SUPPLIED MATERIAL:
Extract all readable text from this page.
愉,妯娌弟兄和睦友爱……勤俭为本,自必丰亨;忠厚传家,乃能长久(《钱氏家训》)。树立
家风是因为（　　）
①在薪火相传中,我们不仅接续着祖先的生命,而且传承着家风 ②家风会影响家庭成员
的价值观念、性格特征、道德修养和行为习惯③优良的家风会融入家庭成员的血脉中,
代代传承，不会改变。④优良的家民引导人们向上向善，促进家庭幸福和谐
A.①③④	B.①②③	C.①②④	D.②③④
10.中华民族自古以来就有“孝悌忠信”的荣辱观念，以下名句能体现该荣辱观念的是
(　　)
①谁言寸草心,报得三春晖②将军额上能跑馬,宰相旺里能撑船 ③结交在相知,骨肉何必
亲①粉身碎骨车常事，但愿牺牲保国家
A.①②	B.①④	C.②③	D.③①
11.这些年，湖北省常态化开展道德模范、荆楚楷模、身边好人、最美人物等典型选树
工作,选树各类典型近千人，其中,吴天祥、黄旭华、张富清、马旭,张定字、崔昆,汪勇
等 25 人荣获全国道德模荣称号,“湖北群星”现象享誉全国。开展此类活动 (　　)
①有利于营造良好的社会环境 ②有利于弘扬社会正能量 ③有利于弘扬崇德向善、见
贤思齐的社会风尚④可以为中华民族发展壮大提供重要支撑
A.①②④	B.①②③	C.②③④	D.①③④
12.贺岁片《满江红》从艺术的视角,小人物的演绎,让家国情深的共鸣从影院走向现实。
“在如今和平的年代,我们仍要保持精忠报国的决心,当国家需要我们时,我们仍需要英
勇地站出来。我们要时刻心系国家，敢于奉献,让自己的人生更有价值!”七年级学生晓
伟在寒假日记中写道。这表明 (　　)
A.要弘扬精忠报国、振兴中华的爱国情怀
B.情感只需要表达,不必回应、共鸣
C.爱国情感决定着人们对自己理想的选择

YOUR OBJECTIVE: Your task is to output all of the data above word for word.

FULL OUTPUT:
Extract all readable text from this page.
愉,妯娌弟兄和睦友爱……勤俭为本,自必丰亨;忠厚传家,乃能长久(《钱氏家训》)。树立
家风是因为（　　）
①在薪火相传中,我们不仅接续着祖先的生命,而且传承着家风 ②家风会影响家庭成员
的价值观念、性格特征、道德修养和行为习惯③优良的家风会融入家庭成员的血脉中,
代代传承，不会改变。④优良的家民引导人们向上向善，促进家庭幸福和谐
A.①③④	B.①②③	C.①②④	D.②③④
10.中华民族自古以来就有“孝悌忠信”的荣辱观念，以下名句能体现该荣辱观念的是
(　　)
①谁言寸草心,报得三春晖②将军额上能跑馬,宰相旺里能撑船 ③结交在相知,骨肉何必
亲①粉身碎骨车常事，但愿牺牲保国家
A.①②	B.①④	C.②③	D.③①
11.这些年，湖北省常态化开展道德模范、荆楚楷模、身边好人、最美人物等典型选树
工作,选树各类典型近千人，其中,吴天祥、黄旭华、张富清、马旭,张定字、崔昆,汪勇
等 25 人荣获全国道德模荣称号,“湖北群星”现象享誉全国。开展此类活动 (　　)
①有利于营造良好的社会环境 ②有利于弘扬社会正能量 ③有利于弘扬崇德向善、见
贤思齐的社会风尚④可以为中华民族发展壮大提供重要支撑
A.①②④	B.①②③	C.②③④	D.①③④
12.贺岁片《满江红》从艺术的视角,小人物的演绎,让家国情深的共鸣从影院走向现实。
“在如今和平的年代,我们仍要保持精忠报国的决心,当国家需要我们时,我们仍需要英
勇地站出来。我们要时刻心系国家，敢于奉献,让自己的人生更有价值!”七年级学生晓
伟在寒假日记中写道。这表明 (　　)
A.要弘扬精忠报国、振兴中华的爱国情怀
B.情感只需要表达,不必回应、共鸣
C.爱国情感决定着人们对自己理想的选择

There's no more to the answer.